Data =>
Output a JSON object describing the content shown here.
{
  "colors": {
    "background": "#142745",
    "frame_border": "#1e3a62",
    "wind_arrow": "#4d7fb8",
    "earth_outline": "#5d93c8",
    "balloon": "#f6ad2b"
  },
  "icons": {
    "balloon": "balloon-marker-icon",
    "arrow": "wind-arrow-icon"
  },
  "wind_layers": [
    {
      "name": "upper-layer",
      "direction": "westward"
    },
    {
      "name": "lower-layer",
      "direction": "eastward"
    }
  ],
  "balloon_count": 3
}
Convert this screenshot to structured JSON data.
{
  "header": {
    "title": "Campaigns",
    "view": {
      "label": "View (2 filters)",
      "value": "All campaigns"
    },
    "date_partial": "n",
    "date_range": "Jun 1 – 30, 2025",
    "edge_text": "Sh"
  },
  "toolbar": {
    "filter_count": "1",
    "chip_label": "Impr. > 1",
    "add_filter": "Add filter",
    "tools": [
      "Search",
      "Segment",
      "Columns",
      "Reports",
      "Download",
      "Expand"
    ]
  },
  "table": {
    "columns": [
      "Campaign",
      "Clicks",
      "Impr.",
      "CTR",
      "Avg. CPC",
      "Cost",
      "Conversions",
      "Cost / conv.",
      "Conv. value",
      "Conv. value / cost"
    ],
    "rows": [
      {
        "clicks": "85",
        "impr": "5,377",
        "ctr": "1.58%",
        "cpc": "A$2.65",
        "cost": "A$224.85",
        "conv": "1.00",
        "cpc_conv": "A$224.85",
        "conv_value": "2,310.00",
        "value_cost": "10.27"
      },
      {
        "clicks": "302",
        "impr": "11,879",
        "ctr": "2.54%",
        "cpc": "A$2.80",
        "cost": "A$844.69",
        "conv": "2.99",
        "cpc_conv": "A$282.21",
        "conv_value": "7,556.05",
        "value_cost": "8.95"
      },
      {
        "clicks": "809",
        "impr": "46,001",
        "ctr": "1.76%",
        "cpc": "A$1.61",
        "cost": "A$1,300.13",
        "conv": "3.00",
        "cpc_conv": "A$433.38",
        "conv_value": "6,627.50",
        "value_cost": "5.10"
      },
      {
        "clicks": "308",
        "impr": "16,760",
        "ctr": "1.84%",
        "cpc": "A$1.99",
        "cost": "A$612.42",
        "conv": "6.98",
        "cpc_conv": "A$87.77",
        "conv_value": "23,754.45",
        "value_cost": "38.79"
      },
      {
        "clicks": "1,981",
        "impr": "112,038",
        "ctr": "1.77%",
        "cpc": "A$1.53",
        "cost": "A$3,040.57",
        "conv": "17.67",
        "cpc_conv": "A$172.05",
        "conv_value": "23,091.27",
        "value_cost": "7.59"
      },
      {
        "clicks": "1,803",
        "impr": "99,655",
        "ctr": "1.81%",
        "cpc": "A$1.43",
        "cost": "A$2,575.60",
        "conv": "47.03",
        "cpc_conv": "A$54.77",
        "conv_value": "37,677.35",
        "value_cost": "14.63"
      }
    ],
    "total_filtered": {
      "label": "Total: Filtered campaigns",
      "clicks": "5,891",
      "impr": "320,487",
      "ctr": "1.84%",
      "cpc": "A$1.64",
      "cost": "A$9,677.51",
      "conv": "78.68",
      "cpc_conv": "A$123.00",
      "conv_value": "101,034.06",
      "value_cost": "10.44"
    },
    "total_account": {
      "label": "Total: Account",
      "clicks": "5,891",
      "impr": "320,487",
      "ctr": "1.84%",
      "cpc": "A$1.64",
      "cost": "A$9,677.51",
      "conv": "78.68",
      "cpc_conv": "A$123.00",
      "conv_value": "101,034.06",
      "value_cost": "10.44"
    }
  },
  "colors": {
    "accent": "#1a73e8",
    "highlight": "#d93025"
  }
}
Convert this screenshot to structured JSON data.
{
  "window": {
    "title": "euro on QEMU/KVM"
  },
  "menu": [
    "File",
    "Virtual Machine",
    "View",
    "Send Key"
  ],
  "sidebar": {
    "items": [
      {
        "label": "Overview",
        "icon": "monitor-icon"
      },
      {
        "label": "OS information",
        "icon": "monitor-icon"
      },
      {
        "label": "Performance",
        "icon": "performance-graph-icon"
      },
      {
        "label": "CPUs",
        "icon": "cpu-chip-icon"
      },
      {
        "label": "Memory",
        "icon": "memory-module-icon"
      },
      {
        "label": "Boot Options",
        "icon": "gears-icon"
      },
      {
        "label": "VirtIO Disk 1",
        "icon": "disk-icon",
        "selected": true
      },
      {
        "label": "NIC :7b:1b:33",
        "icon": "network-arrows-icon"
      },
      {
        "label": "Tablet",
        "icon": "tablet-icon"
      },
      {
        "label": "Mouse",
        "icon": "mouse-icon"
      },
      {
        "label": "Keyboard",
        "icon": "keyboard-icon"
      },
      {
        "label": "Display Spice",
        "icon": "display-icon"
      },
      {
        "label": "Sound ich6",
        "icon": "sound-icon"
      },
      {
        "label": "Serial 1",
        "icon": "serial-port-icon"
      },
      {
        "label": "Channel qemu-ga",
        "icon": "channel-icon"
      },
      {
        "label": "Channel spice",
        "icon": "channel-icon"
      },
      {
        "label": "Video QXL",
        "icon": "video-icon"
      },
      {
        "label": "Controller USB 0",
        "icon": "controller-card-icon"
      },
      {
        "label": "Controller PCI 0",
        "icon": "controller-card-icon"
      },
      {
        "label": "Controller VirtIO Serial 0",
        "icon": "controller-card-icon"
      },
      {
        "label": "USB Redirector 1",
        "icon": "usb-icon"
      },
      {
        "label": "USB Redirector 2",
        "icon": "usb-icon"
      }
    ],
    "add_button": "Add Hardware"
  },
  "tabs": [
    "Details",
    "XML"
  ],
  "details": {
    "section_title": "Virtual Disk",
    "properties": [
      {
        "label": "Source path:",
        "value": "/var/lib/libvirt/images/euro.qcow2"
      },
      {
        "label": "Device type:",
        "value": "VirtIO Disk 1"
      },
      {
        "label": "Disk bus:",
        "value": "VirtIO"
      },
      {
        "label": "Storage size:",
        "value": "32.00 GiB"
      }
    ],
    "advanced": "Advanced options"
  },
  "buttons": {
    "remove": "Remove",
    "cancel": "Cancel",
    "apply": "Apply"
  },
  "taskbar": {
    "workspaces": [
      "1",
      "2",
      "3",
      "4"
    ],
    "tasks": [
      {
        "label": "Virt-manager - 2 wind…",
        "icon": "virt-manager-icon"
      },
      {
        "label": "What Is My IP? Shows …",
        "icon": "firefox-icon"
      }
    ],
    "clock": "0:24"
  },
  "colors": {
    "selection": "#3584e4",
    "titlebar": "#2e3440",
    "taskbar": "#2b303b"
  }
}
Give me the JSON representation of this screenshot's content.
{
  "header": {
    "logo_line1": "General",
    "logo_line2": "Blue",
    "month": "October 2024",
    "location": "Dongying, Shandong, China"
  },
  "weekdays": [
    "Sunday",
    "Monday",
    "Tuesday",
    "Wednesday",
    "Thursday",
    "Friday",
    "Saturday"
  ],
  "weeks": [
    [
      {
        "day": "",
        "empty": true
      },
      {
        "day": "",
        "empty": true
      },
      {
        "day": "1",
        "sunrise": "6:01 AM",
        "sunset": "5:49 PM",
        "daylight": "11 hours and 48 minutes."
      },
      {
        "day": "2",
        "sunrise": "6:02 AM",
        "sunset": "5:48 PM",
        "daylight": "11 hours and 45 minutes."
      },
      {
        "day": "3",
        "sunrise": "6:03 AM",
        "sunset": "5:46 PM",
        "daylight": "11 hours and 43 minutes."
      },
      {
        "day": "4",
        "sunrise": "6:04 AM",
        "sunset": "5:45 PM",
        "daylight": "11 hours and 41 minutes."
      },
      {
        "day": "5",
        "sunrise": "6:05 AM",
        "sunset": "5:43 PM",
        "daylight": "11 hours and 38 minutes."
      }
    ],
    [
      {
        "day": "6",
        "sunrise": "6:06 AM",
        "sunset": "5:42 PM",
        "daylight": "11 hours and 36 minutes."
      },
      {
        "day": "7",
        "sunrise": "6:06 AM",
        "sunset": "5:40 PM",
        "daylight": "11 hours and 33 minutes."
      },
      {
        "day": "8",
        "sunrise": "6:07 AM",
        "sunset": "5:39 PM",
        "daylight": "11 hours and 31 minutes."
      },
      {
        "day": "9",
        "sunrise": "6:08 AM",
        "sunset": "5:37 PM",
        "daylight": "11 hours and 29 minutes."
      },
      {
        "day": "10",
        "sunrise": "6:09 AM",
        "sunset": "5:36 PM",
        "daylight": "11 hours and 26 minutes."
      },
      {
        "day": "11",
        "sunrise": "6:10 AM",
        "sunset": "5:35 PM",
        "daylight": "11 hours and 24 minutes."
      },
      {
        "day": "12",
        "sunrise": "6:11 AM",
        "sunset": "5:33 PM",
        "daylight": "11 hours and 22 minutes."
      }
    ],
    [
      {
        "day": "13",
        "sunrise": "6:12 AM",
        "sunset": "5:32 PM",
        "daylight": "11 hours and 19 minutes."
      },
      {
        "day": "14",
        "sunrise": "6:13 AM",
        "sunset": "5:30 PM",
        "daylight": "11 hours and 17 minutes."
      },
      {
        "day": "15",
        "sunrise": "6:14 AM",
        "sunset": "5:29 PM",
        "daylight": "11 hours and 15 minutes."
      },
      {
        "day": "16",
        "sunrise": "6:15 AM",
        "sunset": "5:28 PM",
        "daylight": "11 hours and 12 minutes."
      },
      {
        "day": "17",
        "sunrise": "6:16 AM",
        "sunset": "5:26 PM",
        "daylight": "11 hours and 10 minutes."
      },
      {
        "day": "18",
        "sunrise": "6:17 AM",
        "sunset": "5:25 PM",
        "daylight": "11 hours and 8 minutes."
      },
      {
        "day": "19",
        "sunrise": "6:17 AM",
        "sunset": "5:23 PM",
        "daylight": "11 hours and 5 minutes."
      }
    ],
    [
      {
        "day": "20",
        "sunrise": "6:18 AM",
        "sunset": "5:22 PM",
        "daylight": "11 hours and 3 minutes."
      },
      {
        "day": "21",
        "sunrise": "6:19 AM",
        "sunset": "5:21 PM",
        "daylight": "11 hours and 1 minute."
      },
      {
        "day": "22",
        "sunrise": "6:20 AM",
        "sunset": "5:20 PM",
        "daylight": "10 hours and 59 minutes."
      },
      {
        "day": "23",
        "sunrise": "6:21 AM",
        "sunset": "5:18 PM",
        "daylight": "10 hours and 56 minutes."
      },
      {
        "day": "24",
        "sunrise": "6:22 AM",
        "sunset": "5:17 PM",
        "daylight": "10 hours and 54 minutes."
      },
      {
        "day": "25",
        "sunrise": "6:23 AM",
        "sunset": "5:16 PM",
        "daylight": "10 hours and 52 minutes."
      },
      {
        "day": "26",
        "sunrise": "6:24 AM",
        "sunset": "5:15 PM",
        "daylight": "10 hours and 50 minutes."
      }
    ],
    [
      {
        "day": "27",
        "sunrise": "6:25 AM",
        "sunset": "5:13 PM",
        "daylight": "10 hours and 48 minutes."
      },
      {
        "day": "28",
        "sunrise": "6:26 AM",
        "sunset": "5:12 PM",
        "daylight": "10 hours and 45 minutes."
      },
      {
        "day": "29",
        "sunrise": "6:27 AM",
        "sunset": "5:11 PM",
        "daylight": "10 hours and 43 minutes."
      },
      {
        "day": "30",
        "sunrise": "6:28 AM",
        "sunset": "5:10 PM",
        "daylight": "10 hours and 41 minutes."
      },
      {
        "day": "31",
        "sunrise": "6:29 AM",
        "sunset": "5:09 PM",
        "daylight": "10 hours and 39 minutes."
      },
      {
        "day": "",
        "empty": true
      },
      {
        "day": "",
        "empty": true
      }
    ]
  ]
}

Task =>
Scan the listing above. Collect all lines with the word "direction".

Output for this exercise =>
      "direction": "westward"
      "direction": "eastward"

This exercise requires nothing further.